Exercise: Write out the data again exactly, skipping every picture.

Task data:

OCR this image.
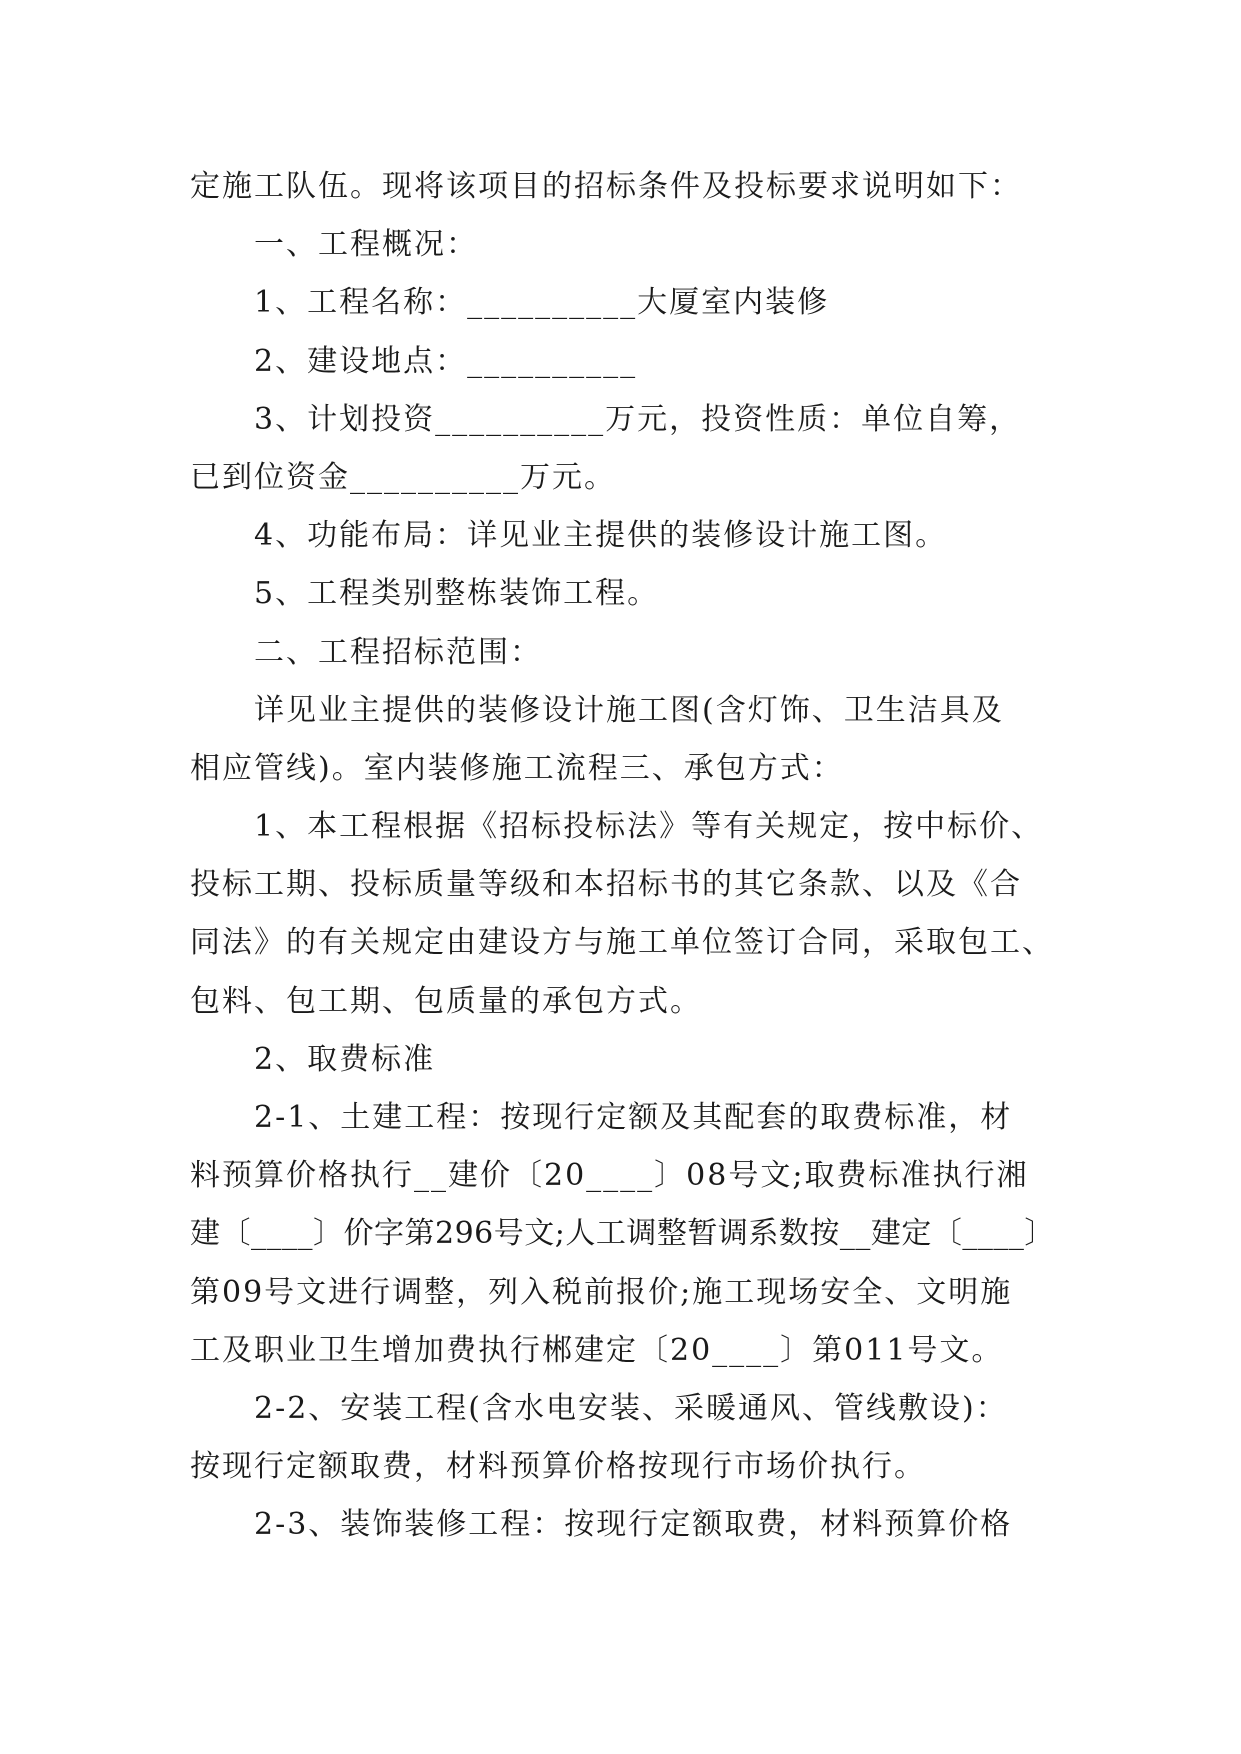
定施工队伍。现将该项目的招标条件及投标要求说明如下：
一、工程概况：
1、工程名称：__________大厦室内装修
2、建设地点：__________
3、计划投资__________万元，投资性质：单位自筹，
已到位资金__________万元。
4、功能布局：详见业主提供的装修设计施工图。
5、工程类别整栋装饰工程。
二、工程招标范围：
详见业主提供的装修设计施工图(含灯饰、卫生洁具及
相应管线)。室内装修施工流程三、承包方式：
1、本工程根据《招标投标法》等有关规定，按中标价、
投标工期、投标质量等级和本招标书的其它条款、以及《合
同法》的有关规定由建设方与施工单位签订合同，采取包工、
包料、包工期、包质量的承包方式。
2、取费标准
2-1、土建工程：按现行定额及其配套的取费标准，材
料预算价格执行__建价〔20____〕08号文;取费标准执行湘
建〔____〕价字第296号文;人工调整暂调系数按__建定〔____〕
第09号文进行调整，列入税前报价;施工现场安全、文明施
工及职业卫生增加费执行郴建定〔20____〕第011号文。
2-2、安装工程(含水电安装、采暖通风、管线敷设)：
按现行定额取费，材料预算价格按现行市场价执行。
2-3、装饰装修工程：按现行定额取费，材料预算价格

Solution to the problem:
OCR this image.
定施工队伍。现将该项目的招标条件及投标要求说明如下：
一、工程概况：
1、工程名称：__________大厦室内装修
2、建设地点：__________
3、计划投资__________万元，投资性质：单位自筹，
已到位资金__________万元。
4、功能布局：详见业主提供的装修设计施工图。
5、工程类别整栋装饰工程。
二、工程招标范围：
详见业主提供的装修设计施工图(含灯饰、卫生洁具及
相应管线)。室内装修施工流程三、承包方式：
1、本工程根据《招标投标法》等有关规定，按中标价、
投标工期、投标质量等级和本招标书的其它条款、以及《合
同法》的有关规定由建设方与施工单位签订合同，采取包工、
包料、包工期、包质量的承包方式。
2、取费标准
2-1、土建工程：按现行定额及其配套的取费标准，材
料预算价格执行__建价〔20____〕08号文;取费标准执行湘
建〔____〕价字第296号文;人工调整暂调系数按__建定〔____〕
第09号文进行调整，列入税前报价;施工现场安全、文明施
工及职业卫生增加费执行郴建定〔20____〕第011号文。
2-2、安装工程(含水电安装、采暖通风、管线敷设)：
按现行定额取费，材料预算价格按现行市场价执行。
2-3、装饰装修工程：按现行定额取费，材料预算价格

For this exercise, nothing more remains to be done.